--- YOUR OBJECTIVE ---
Filter out everything except lines holding "Tests".

● ● ● ●

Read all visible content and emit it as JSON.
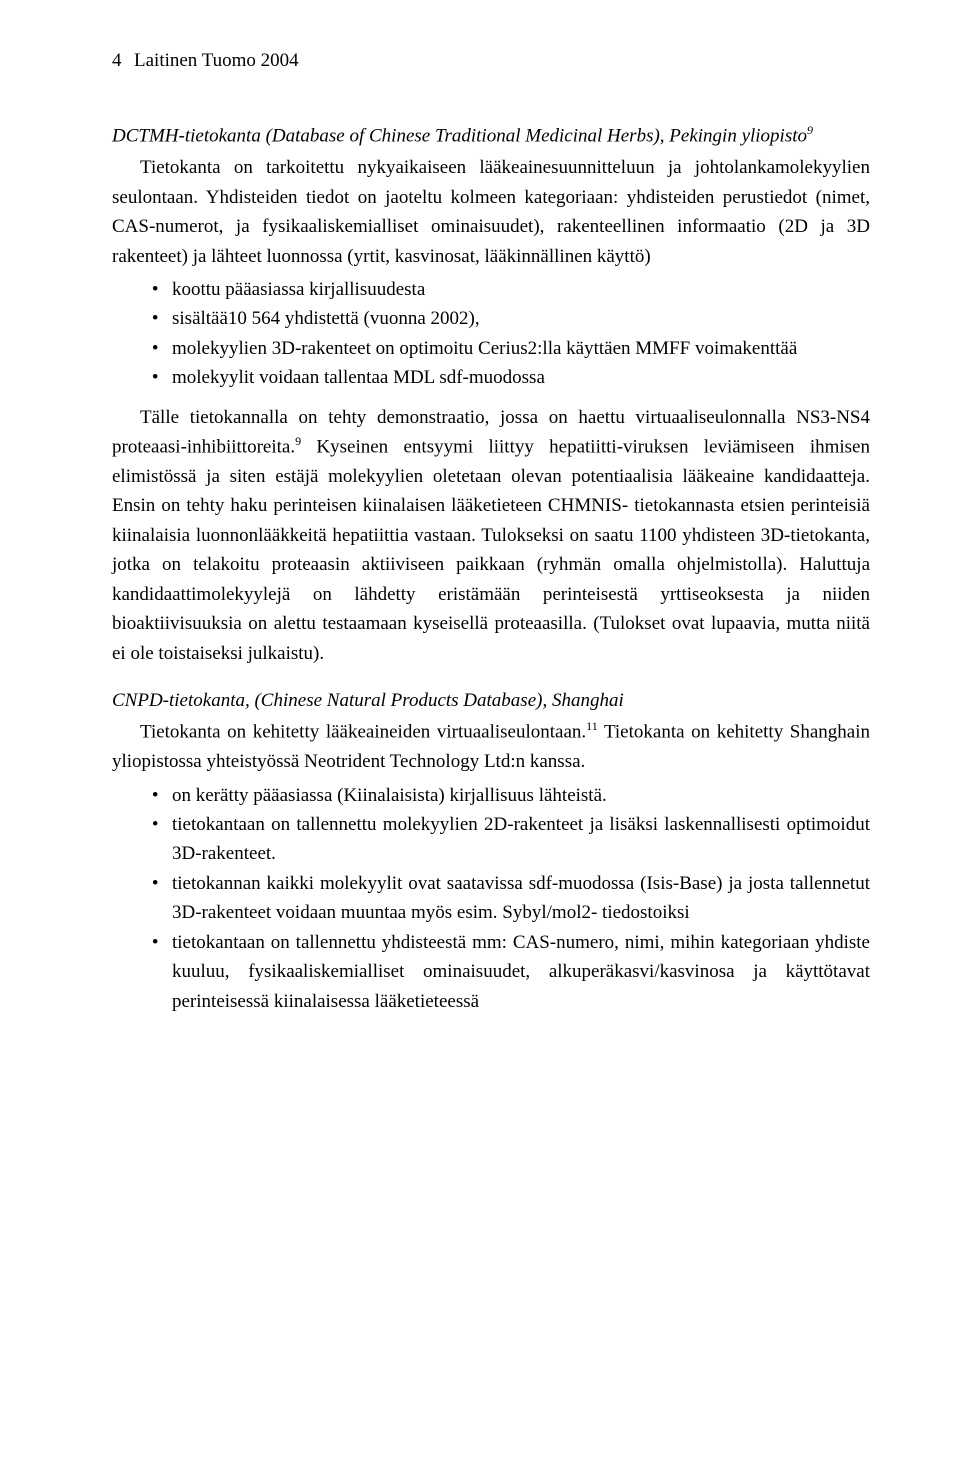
{
  "header": {
    "page_number": "4",
    "running_head": "Laitinen Tuomo 2004"
  },
  "section1": {
    "title_prefix": "DCTMH-tietokanta (Database of Chinese Traditional Medicinal Herbs), Pekingin yliopisto",
    "title_ref": "9",
    "p1": "Tietokanta on tarkoitettu nykyaikaiseen lääkeainesuunnitteluun ja johtolankamolekyylien seulontaan. Yhdisteiden tiedot on jaoteltu kolmeen kategoriaan: yhdisteiden perustiedot (nimet, CAS-numerot, ja fysikaaliskemialliset ominaisuudet), rakenteellinen informaatio (2D ja 3D rakenteet) ja lähteet luonnossa (yrtit, kasvinosat, lääkinnällinen käyttö)",
    "bullets": [
      "koottu pääasiassa kirjallisuudesta",
      "sisältää10 564 yhdistettä (vuonna 2002),",
      "molekyylien 3D-rakenteet on optimoitu Cerius2:lla käyttäen MMFF voimakenttää",
      "molekyylit voidaan tallentaa MDL sdf-muodossa"
    ],
    "p2a": "Tälle tietokannalla on tehty demonstraatio, jossa on haettu virtuaaliseulonnalla NS3-NS4 proteaasi-inhibiittoreita.",
    "p2_ref": "9",
    "p2b": " Kyseinen entsyymi liittyy hepatiitti-viruksen leviämiseen ihmisen elimistössä ja siten estäjä molekyylien oletetaan olevan potentiaalisia lääkeaine kandidaatteja. Ensin on tehty haku perinteisen kiinalaisen lääketieteen CHMNIS- tietokannasta etsien perinteisiä kiinalaisia luonnonlääkkeitä hepatiittia vastaan. Tulokseksi on saatu 1100 yhdisteen 3D-tietokanta, jotka on telakoitu proteaasin aktiiviseen paikkaan (ryhmän omalla ohjelmistolla). Haluttuja kandidaattimolekyylejä on lähdetty eristämään perinteisestä yrttiseoksesta ja niiden bioaktiivisuuksia on alettu testaamaan kyseisellä proteaasilla. (Tulokset ovat lupaavia, mutta niitä ei ole toistaiseksi julkaistu)."
  },
  "section2": {
    "title": "CNPD-tietokanta, (Chinese Natural Products Database), Shanghai",
    "p1a": "Tietokanta on kehitetty lääkeaineiden virtuaaliseulontaan.",
    "p1_ref": "11",
    "p1b": " Tietokanta on kehitetty Shanghain yliopistossa yhteistyössä Neotrident Technology Ltd:n kanssa.",
    "bullets": [
      "on kerätty pääasiassa (Kiinalaisista) kirjallisuus lähteistä.",
      "tietokantaan on tallennettu molekyylien 2D-rakenteet ja lisäksi laskennallisesti optimoidut 3D-rakenteet.",
      "tietokannan kaikki molekyylit ovat saatavissa sdf-muodossa (Isis-Base) ja josta tallennetut 3D-rakenteet voidaan muuntaa myös esim. Sybyl/mol2- tiedostoiksi",
      "tietokantaan on tallennettu yhdisteestä mm: CAS-numero, nimi, mihin kategoriaan yhdiste kuuluu, fysikaaliskemialliset ominaisuudet, alkuperäkasvi/kasvinosa ja käyttötavat perinteisessä kiinalaisessa lääketieteessä"
    ]
  }
}
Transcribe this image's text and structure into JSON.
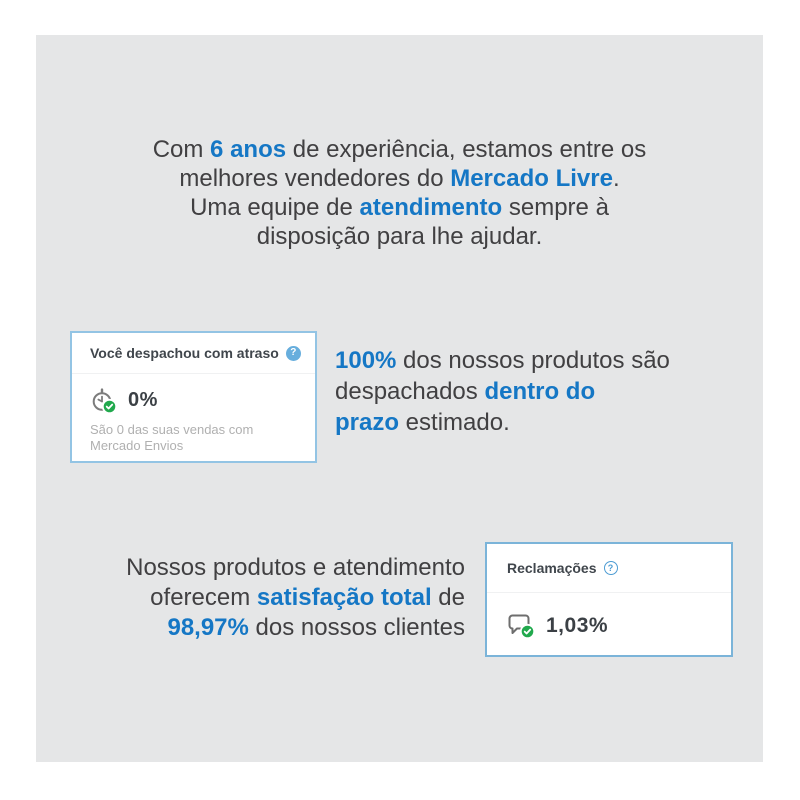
{
  "colors": {
    "accent_blue": "#1577c5",
    "panel_gray": "#e5e6e7",
    "badge_green": "#21a94d",
    "card_border_light": "#93c4e4",
    "card_border_dark": "#7bb4d9",
    "body_text": "#414042",
    "muted_text": "#b0b0b0"
  },
  "icons": {
    "help_glyph": "?"
  },
  "intro": {
    "segments": [
      {
        "t": "Com "
      },
      {
        "t": "6 anos",
        "hl": true
      },
      {
        "t": " de experiência, estamos entre os"
      },
      {
        "br": true
      },
      {
        "t": "melhores vendedores do "
      },
      {
        "t": "Mercado Livre",
        "hl": true
      },
      {
        "t": "."
      },
      {
        "br": true
      },
      {
        "t": "Uma equipe de "
      },
      {
        "t": "atendimento",
        "hl": true
      },
      {
        "t": " sempre à"
      },
      {
        "br": true
      },
      {
        "t": "disposição para lhe ajudar."
      }
    ]
  },
  "shipping_card": {
    "title": "Você despachou com atraso",
    "value": "0%",
    "caption": "São 0 das suas vendas com Mercado Envios"
  },
  "shipping_text": {
    "segments": [
      {
        "t": "100%",
        "hl": true
      },
      {
        "t": " dos nossos produtos são"
      },
      {
        "br": true
      },
      {
        "t": "despachados "
      },
      {
        "t": "dentro do",
        "hl": true
      },
      {
        "br": true
      },
      {
        "t": "prazo",
        "hl": true
      },
      {
        "t": " estimado."
      }
    ]
  },
  "satisfaction_text": {
    "segments": [
      {
        "t": "Nossos produtos e atendimento"
      },
      {
        "br": true
      },
      {
        "t": "oferecem "
      },
      {
        "t": "satisfação total",
        "hl": true
      },
      {
        "t": " de"
      },
      {
        "br": true
      },
      {
        "t": "98,97%",
        "hl": true
      },
      {
        "t": " dos nossos clientes"
      }
    ]
  },
  "complaints_card": {
    "title": "Reclamações",
    "value": "1,03%"
  }
}
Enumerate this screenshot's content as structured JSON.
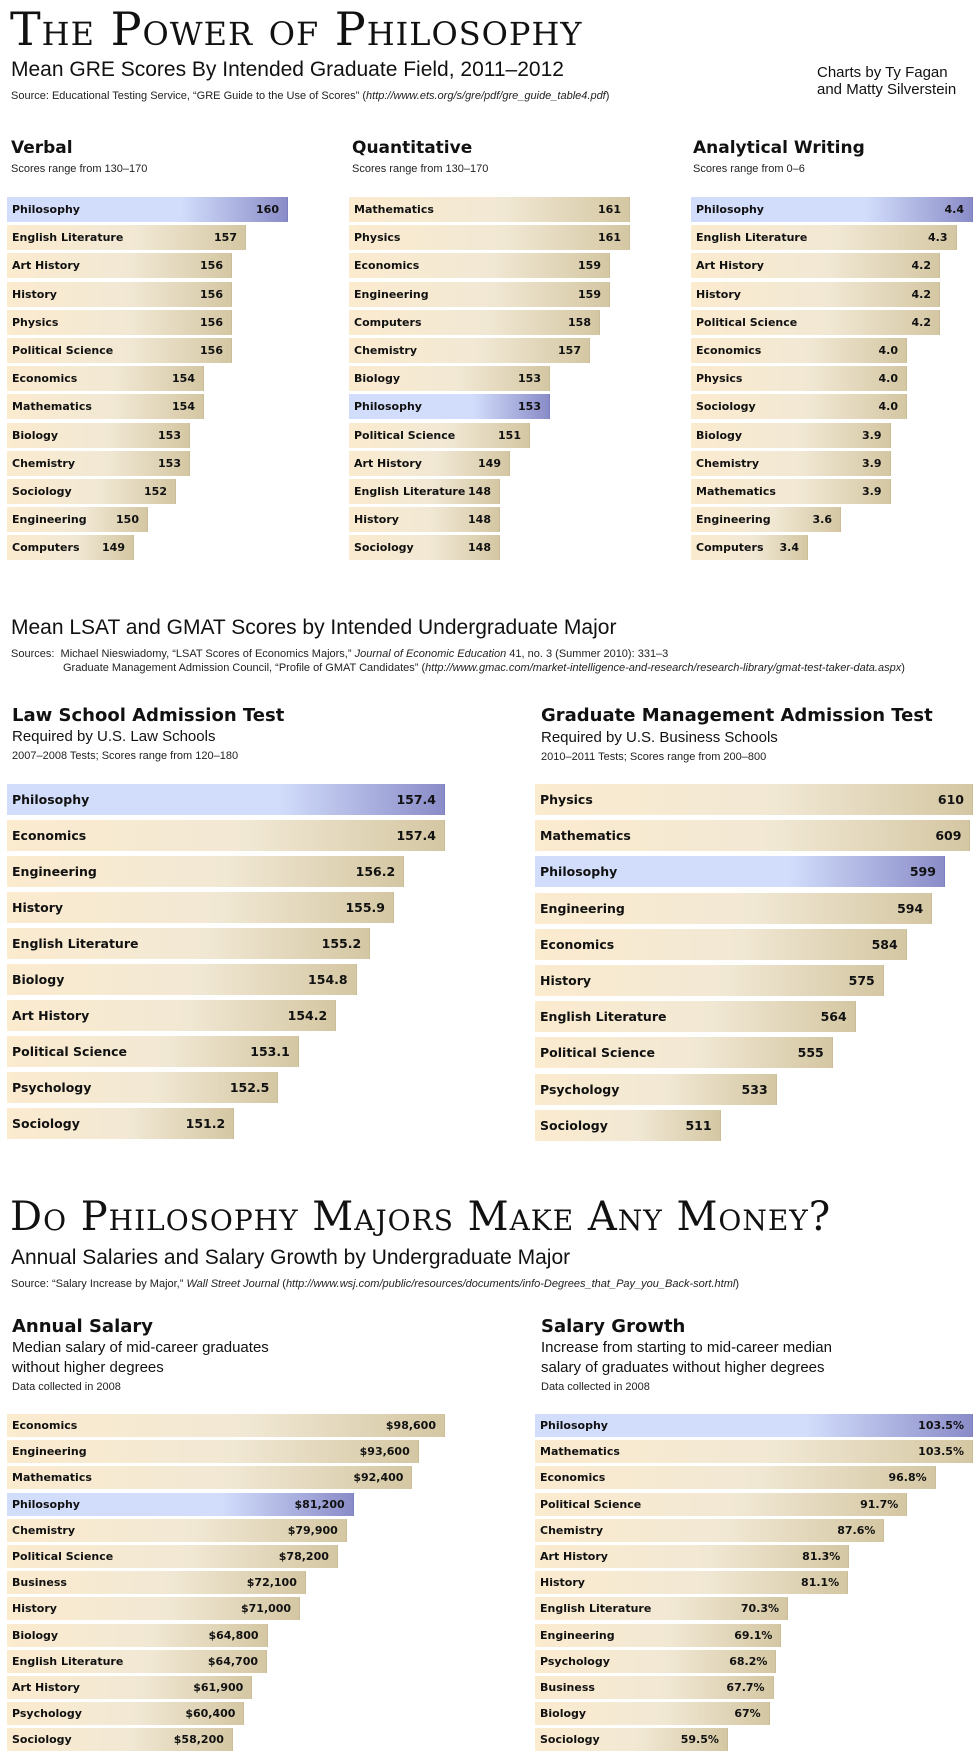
{
  "header": {
    "title": "The Power of Philosophy",
    "subtitle": "Mean GRE Scores By Intended Graduate Field, 2011–2012",
    "source_prefix": "Source: Educational Testing Service, “GRE Guide to the Use of Scores” (",
    "source_url": "http://www.ets.org/s/gre/pdf/gre_guide_table4.pdf",
    "source_suffix": ")",
    "credit_line1": "Charts by Ty Fagan",
    "credit_line2": "and Matty Silverstein"
  },
  "section2": {
    "subtitle": "Mean LSAT and GMAT Scores by Intended Undergraduate Major",
    "sources_label": "Sources:",
    "source1_prefix": "Michael Nieswiadomy, “LSAT Scores of Economics Majors,” ",
    "source1_journal": "Journal of Economic Education",
    "source1_suffix": " 41, no. 3 (Summer 2010): 331–3",
    "source2_prefix": "Graduate Management Admission Council, “Profile of GMAT Candidates” (",
    "source2_url": "http://www.gmac.com/market-intelligence-and-research/research-library/gmat-test-taker-data.aspx",
    "source2_suffix": ")"
  },
  "section3": {
    "title": "Do Philosophy Majors Make Any Money?",
    "subtitle": "Annual Salaries and Salary Growth by Undergraduate Major",
    "source_prefix": "Source: “Salary Increase by Major,” ",
    "source_journal": "Wall Street Journal",
    "source_mid": " (",
    "source_url": "http://www.wsj.com/public/resources/documents/info-Degrees_that_Pay_you_Back-sort.html",
    "source_suffix": ")"
  },
  "colors": {
    "highlight": "#d2ddfb",
    "highlight_end": "#8a8cc8",
    "bar": "#fbebcf",
    "bar_end": "#d4c7a3"
  },
  "chart_data": [
    {
      "id": "verbal",
      "type": "bar",
      "orientation": "horizontal",
      "title": "Verbal",
      "desc": "Scores range from 130–170",
      "highlight": "Philosophy",
      "categories": [
        "Philosophy",
        "English Literature",
        "Art History",
        "History",
        "Physics",
        "Political Science",
        "Economics",
        "Mathematics",
        "Biology",
        "Chemistry",
        "Sociology",
        "Engineering",
        "Computers"
      ],
      "values": [
        160,
        157,
        156,
        156,
        156,
        156,
        154,
        154,
        153,
        153,
        152,
        150,
        149
      ],
      "labels": [
        "160",
        "157",
        "156",
        "156",
        "156",
        "156",
        "154",
        "154",
        "153",
        "153",
        "152",
        "150",
        "149"
      ]
    },
    {
      "id": "quant",
      "type": "bar",
      "orientation": "horizontal",
      "title": "Quantitative",
      "desc": "Scores range from 130–170",
      "highlight": "Philosophy",
      "categories": [
        "Mathematics",
        "Physics",
        "Economics",
        "Engineering",
        "Computers",
        "Chemistry",
        "Biology",
        "Philosophy",
        "Political Science",
        "Art History",
        "English Literature",
        "History",
        "Sociology"
      ],
      "values": [
        161,
        161,
        159,
        159,
        158,
        157,
        153,
        153,
        151,
        149,
        148,
        148,
        148
      ],
      "labels": [
        "161",
        "161",
        "159",
        "159",
        "158",
        "157",
        "153",
        "153",
        "151",
        "149",
        "148",
        "148",
        "148"
      ]
    },
    {
      "id": "aw",
      "type": "bar",
      "orientation": "horizontal",
      "title": "Analytical Writing",
      "desc": "Scores range from 0–6",
      "highlight": "Philosophy",
      "categories": [
        "Philosophy",
        "English Literature",
        "Art History",
        "History",
        "Political Science",
        "Economics",
        "Physics",
        "Sociology",
        "Biology",
        "Chemistry",
        "Mathematics",
        "Engineering",
        "Computers"
      ],
      "values": [
        4.4,
        4.3,
        4.2,
        4.2,
        4.2,
        4.0,
        4.0,
        4.0,
        3.9,
        3.9,
        3.9,
        3.6,
        3.4
      ],
      "labels": [
        "4.4",
        "4.3",
        "4.2",
        "4.2",
        "4.2",
        "4.0",
        "4.0",
        "4.0",
        "3.9",
        "3.9",
        "3.9",
        "3.6",
        "3.4"
      ]
    },
    {
      "id": "lsat",
      "type": "bar",
      "orientation": "horizontal",
      "title": "Law School Admission Test",
      "desc": "Required by U.S. Law Schools",
      "note": "2007–2008 Tests; Scores range from 120–180",
      "highlight": "Philosophy",
      "categories": [
        "Philosophy",
        "Economics",
        "Engineering",
        "History",
        "English Literature",
        "Biology",
        "Art History",
        "Political Science",
        "Psychology",
        "Sociology"
      ],
      "values": [
        157.4,
        157.4,
        156.2,
        155.9,
        155.2,
        154.8,
        154.2,
        153.1,
        152.5,
        151.2
      ],
      "labels": [
        "157.4",
        "157.4",
        "156.2",
        "155.9",
        "155.2",
        "154.8",
        "154.2",
        "153.1",
        "152.5",
        "151.2"
      ]
    },
    {
      "id": "gmat",
      "type": "bar",
      "orientation": "horizontal",
      "title": "Graduate Management Admission Test",
      "desc": "Required by U.S. Business Schools",
      "note": "2010–2011 Tests; Scores range from 200–800",
      "highlight": "Philosophy",
      "categories": [
        "Physics",
        "Mathematics",
        "Philosophy",
        "Engineering",
        "Economics",
        "History",
        "English Literature",
        "Political Science",
        "Psychology",
        "Sociology"
      ],
      "values": [
        610,
        609,
        599,
        594,
        584,
        575,
        564,
        555,
        533,
        511
      ],
      "labels": [
        "610",
        "609",
        "599",
        "594",
        "584",
        "575",
        "564",
        "555",
        "533",
        "511"
      ]
    },
    {
      "id": "salary",
      "type": "bar",
      "orientation": "horizontal",
      "title": "Annual Salary",
      "desc_line1": "Median salary of mid-career graduates",
      "desc_line2": "without higher degrees",
      "note": "Data collected in 2008",
      "highlight": "Philosophy",
      "categories": [
        "Economics",
        "Engineering",
        "Mathematics",
        "Philosophy",
        "Chemistry",
        "Political Science",
        "Business",
        "History",
        "Biology",
        "English Literature",
        "Art History",
        "Psychology",
        "Sociology"
      ],
      "values": [
        98600,
        93600,
        92400,
        81200,
        79900,
        78200,
        72100,
        71000,
        64800,
        64700,
        61900,
        60400,
        58200
      ],
      "labels": [
        "$98,600",
        "$93,600",
        "$92,400",
        "$81,200",
        "$79,900",
        "$78,200",
        "$72,100",
        "$71,000",
        "$64,800",
        "$64,700",
        "$61,900",
        "$60,400",
        "$58,200"
      ]
    },
    {
      "id": "growth",
      "type": "bar",
      "orientation": "horizontal",
      "title": "Salary Growth",
      "desc_line1": "Increase from starting to mid-career median",
      "desc_line2": "salary of graduates without higher degrees",
      "note": "Data collected in 2008",
      "highlight": "Philosophy",
      "categories": [
        "Philosophy",
        "Mathematics",
        "Economics",
        "Political Science",
        "Chemistry",
        "Art History",
        "History",
        "English Literature",
        "Engineering",
        "Psychology",
        "Business",
        "Biology",
        "Sociology"
      ],
      "values": [
        103.5,
        103.5,
        96.8,
        91.7,
        87.6,
        81.3,
        81.1,
        70.3,
        69.1,
        68.2,
        67.7,
        67,
        59.5
      ],
      "labels": [
        "103.5%",
        "103.5%",
        "96.8%",
        "91.7%",
        "87.6%",
        "81.3%",
        "81.1%",
        "70.3%",
        "69.1%",
        "68.2%",
        "67.7%",
        "67%",
        "59.5%"
      ]
    }
  ]
}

● ● ● ●

--- OUTPUT BELOW ---
      "note": "2007–2008 Tests; Scores range from 120–180",
      "note": "2010–2011 Tests; Scores range from 200–800",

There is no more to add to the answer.